(WHAT YOU ARE ASKED TO DO):
Comb the records below for the string "Maple" and copy each line where it turns up.

(TASK DATA):
────────────────

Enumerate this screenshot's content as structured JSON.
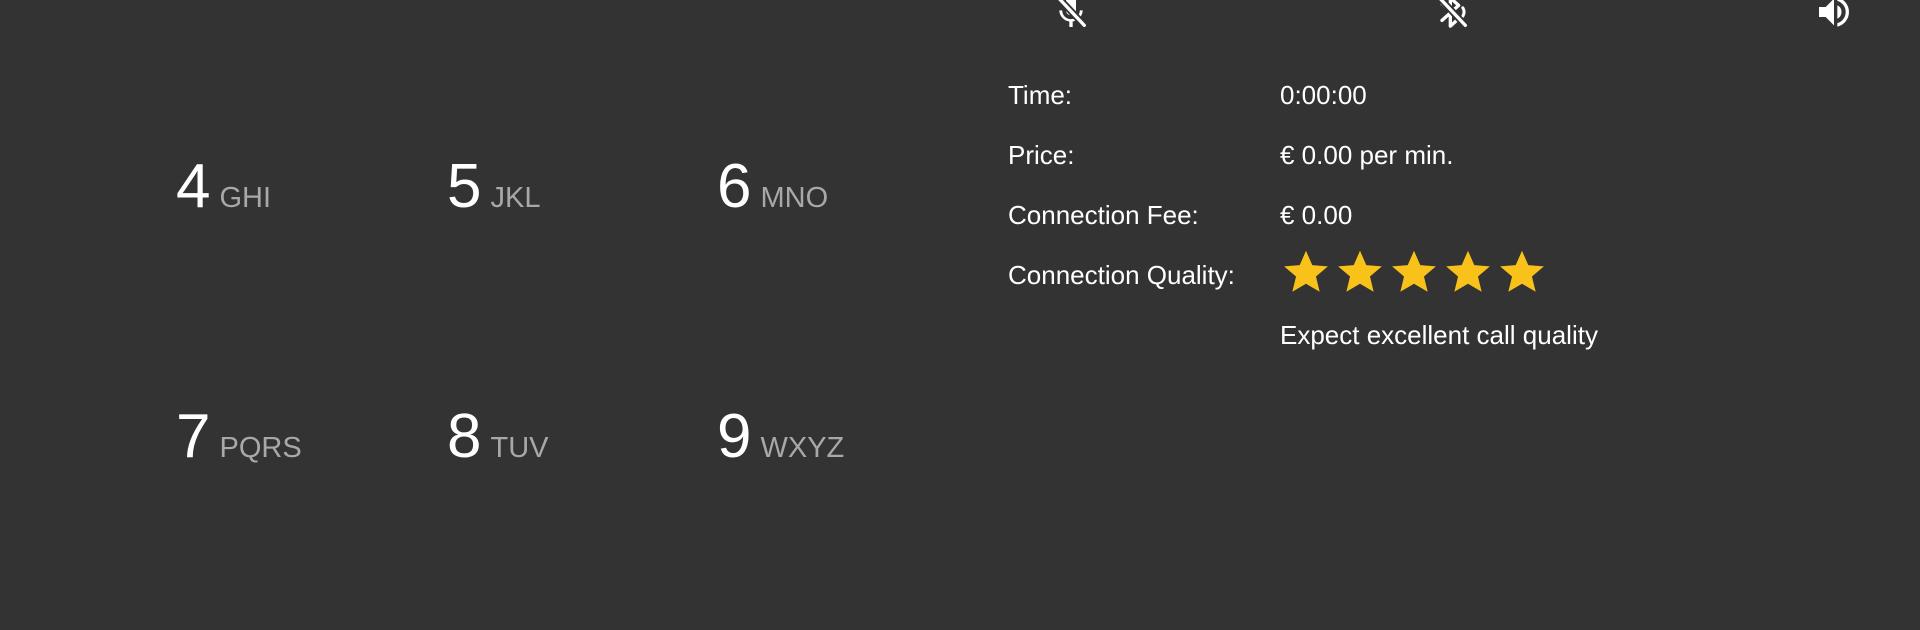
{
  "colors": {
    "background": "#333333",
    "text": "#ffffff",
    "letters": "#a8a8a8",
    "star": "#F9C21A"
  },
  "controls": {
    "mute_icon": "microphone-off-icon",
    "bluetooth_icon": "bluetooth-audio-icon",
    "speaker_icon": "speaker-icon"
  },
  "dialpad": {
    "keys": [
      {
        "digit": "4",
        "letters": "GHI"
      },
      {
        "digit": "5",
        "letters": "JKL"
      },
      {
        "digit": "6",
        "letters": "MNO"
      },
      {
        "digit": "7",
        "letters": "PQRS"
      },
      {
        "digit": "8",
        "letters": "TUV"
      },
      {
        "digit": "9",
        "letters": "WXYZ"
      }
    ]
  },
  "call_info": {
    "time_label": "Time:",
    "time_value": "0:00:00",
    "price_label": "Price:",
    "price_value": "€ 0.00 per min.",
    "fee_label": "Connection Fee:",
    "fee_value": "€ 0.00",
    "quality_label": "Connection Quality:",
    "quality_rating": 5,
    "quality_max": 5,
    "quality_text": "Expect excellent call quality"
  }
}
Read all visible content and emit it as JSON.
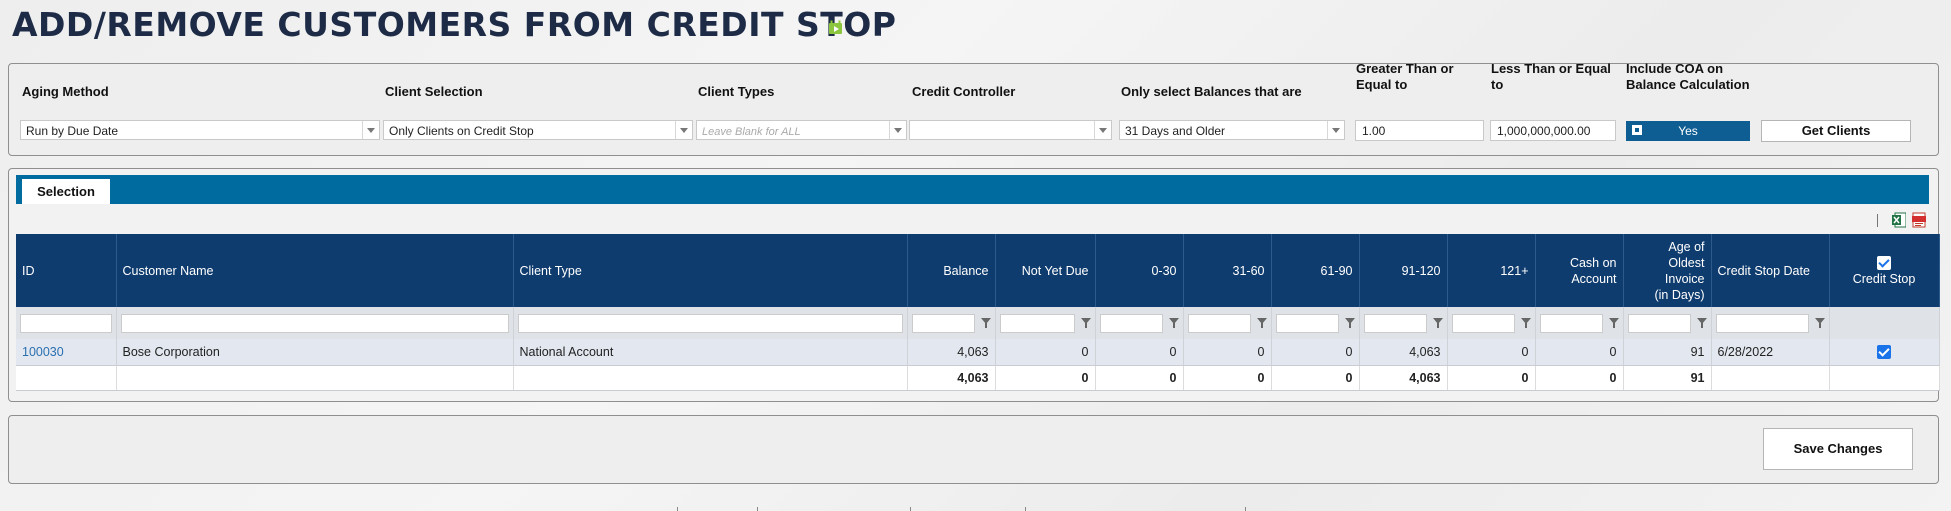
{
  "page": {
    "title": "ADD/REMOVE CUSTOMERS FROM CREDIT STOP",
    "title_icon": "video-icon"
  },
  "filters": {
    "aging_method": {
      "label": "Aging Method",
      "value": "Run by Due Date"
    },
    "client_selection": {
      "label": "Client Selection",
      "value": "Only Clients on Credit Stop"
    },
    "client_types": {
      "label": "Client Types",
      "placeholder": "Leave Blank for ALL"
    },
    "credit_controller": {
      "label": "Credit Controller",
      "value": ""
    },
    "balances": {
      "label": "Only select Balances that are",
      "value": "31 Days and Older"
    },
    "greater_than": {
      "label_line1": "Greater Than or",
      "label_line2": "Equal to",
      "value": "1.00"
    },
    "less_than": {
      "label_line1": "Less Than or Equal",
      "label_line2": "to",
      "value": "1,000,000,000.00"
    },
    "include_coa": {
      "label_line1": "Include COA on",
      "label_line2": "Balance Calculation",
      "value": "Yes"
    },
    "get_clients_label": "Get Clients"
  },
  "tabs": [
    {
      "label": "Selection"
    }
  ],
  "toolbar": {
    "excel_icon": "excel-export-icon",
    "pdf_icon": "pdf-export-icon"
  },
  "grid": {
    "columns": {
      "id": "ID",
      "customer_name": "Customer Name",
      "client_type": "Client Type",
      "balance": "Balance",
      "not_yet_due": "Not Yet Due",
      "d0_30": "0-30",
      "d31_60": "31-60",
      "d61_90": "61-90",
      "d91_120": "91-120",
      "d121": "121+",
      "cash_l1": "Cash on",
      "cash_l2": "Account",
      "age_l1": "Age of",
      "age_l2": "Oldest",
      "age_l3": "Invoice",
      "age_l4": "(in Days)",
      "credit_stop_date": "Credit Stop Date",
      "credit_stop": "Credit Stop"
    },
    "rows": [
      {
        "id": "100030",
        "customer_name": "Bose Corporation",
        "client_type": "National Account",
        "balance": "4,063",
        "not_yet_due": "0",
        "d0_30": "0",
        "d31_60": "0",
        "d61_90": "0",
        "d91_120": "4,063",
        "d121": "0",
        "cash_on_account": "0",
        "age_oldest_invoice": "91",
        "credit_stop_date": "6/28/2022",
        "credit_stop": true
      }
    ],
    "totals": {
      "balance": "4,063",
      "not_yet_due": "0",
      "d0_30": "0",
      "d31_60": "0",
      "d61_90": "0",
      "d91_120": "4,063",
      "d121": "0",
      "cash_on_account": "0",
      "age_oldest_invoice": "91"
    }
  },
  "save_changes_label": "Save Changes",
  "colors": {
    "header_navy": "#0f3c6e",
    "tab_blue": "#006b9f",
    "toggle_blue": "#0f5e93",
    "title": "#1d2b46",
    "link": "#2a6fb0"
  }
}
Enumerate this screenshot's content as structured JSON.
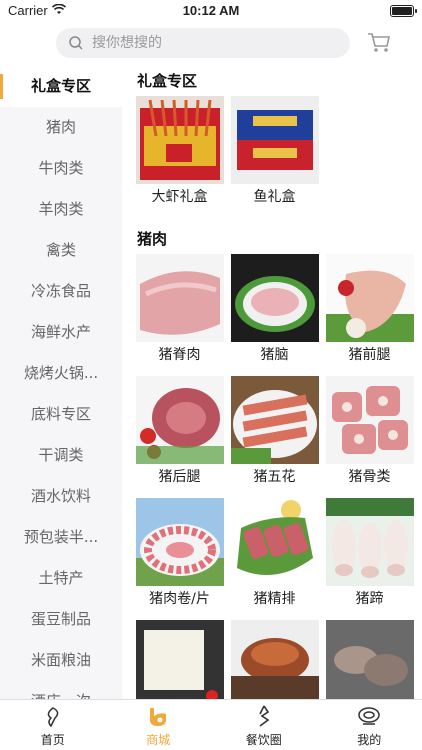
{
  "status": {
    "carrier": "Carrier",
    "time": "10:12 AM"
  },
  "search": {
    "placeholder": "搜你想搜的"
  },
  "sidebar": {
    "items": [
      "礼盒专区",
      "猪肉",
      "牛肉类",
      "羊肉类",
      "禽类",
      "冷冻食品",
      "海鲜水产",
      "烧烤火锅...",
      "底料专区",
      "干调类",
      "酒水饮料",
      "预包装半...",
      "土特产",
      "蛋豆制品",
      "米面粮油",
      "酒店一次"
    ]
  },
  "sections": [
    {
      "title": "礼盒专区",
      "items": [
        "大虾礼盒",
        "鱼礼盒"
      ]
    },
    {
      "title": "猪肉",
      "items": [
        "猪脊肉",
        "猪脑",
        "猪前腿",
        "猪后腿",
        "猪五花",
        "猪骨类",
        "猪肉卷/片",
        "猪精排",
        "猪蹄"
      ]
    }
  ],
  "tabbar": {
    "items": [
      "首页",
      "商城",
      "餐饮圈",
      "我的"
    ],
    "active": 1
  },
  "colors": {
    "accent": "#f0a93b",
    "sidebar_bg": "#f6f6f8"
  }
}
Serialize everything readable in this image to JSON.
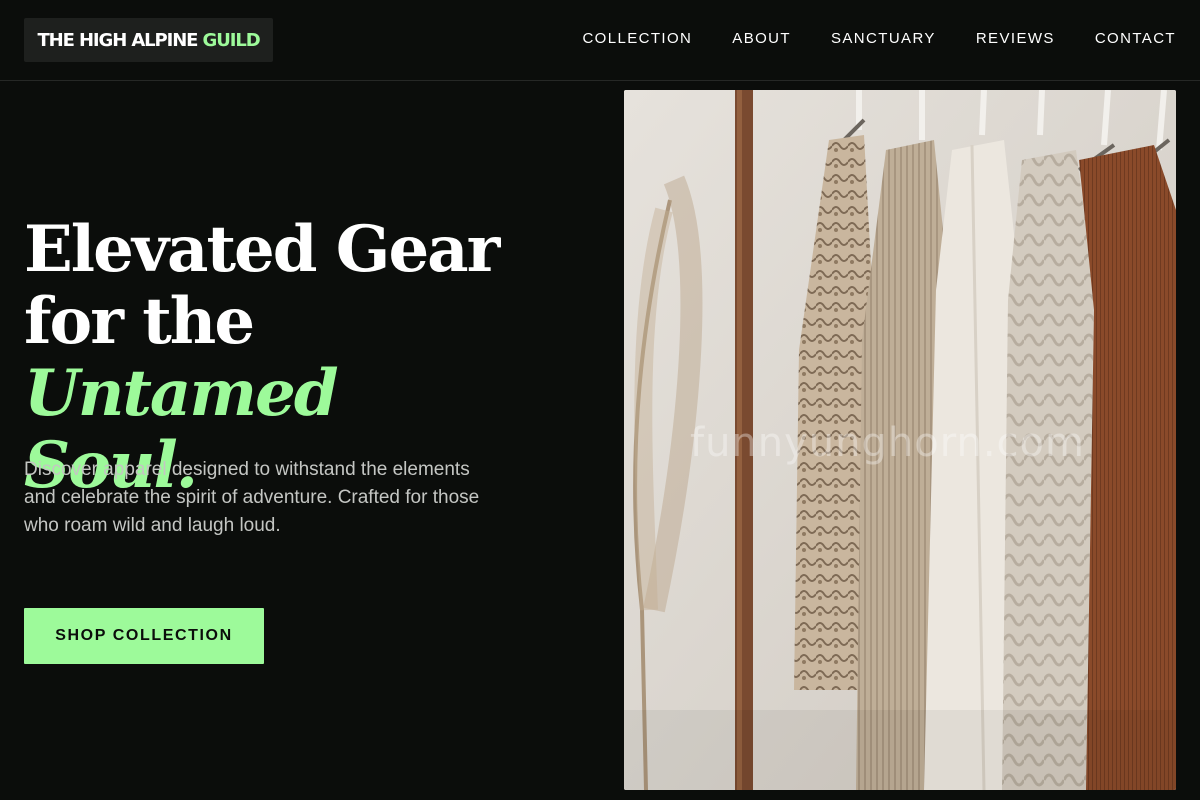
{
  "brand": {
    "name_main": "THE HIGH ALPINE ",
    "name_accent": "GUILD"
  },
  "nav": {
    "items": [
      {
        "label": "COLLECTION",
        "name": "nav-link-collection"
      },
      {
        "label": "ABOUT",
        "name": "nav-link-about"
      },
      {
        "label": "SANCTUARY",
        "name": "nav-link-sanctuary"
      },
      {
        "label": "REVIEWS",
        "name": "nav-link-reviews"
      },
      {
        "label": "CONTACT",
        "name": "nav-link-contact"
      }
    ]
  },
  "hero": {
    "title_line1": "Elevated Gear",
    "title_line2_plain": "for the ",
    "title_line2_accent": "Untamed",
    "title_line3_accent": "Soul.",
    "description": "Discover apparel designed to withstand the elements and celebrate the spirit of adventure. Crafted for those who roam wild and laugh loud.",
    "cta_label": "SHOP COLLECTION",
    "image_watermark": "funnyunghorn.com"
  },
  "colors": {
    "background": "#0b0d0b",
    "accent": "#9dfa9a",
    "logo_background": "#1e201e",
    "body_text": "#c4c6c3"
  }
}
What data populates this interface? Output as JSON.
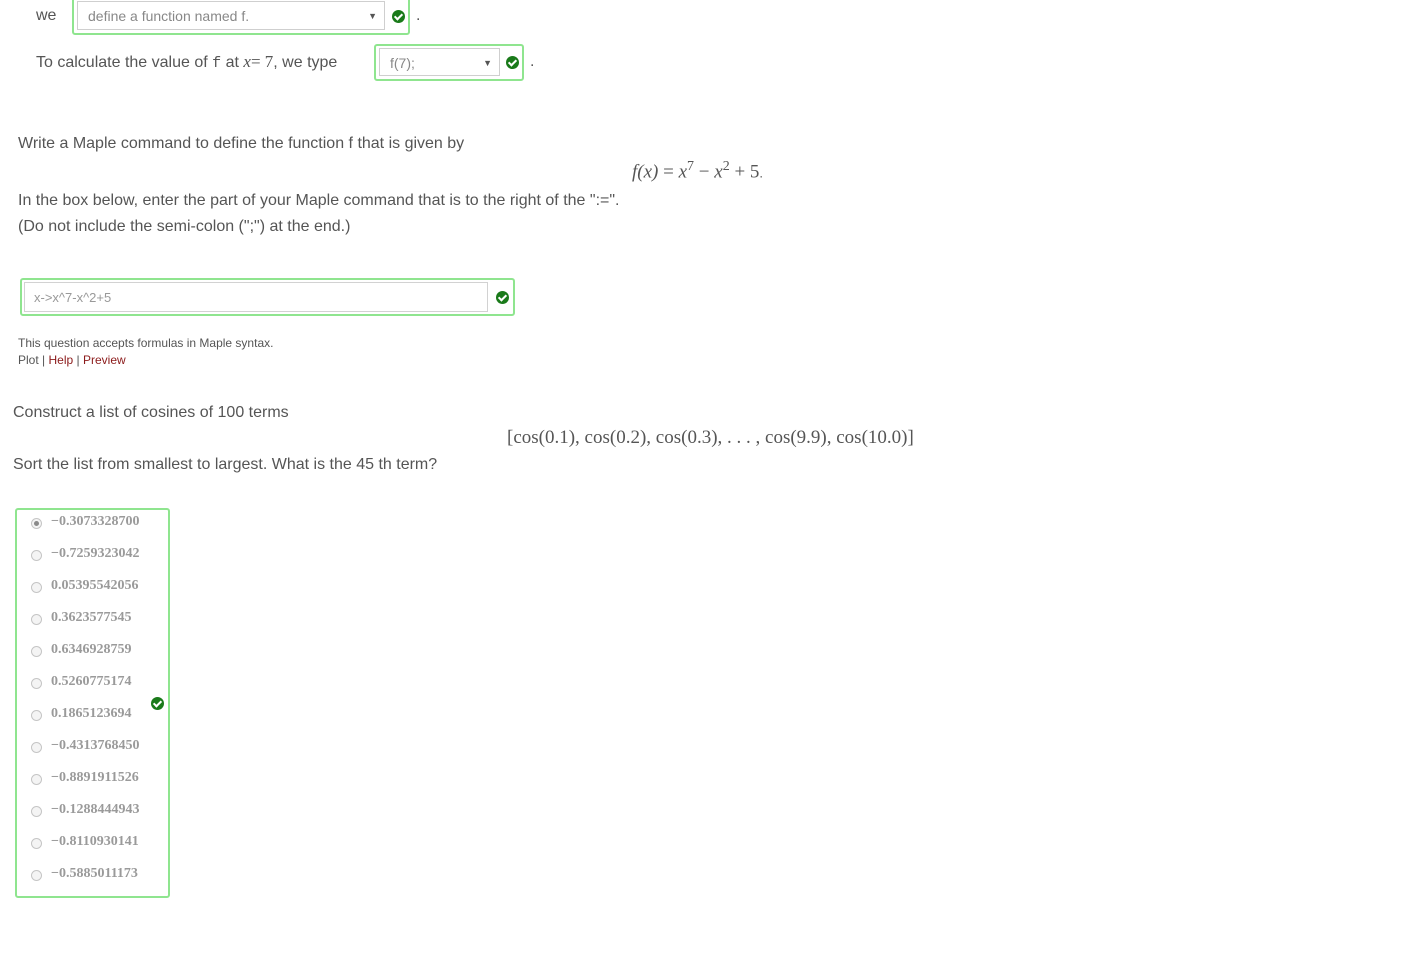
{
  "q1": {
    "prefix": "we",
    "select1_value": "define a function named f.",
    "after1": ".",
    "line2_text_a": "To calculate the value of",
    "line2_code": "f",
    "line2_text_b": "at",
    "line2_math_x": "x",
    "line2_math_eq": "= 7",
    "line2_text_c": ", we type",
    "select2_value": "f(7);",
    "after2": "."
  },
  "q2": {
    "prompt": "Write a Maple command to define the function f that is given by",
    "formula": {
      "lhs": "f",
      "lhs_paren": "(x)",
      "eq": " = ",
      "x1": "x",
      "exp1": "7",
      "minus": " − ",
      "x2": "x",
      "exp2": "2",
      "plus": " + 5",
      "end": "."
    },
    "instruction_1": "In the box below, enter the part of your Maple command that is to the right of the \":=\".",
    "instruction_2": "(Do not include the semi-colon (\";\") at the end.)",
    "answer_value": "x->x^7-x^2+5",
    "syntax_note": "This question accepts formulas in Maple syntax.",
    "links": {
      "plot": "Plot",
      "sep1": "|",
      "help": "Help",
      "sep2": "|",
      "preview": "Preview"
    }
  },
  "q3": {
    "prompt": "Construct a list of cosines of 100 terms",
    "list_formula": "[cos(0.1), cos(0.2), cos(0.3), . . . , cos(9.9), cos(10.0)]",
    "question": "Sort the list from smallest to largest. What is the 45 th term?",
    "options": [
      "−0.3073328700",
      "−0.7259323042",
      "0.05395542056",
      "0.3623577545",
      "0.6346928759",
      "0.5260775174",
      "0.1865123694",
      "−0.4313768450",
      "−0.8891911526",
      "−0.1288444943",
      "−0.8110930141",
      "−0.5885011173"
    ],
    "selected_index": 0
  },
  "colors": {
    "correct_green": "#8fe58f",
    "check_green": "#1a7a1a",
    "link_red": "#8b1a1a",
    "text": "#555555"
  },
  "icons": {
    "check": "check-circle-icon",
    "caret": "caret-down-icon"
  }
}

────────────────

(TASK RESULT):
    "prompt": "Write a Maple command to define the function f that is given by",
    "instruction_1": "In the box below, enter the part of your Maple command that is to the right of the \":=\".",
    "syntax_note": "This question accepts formulas in Maple syntax.",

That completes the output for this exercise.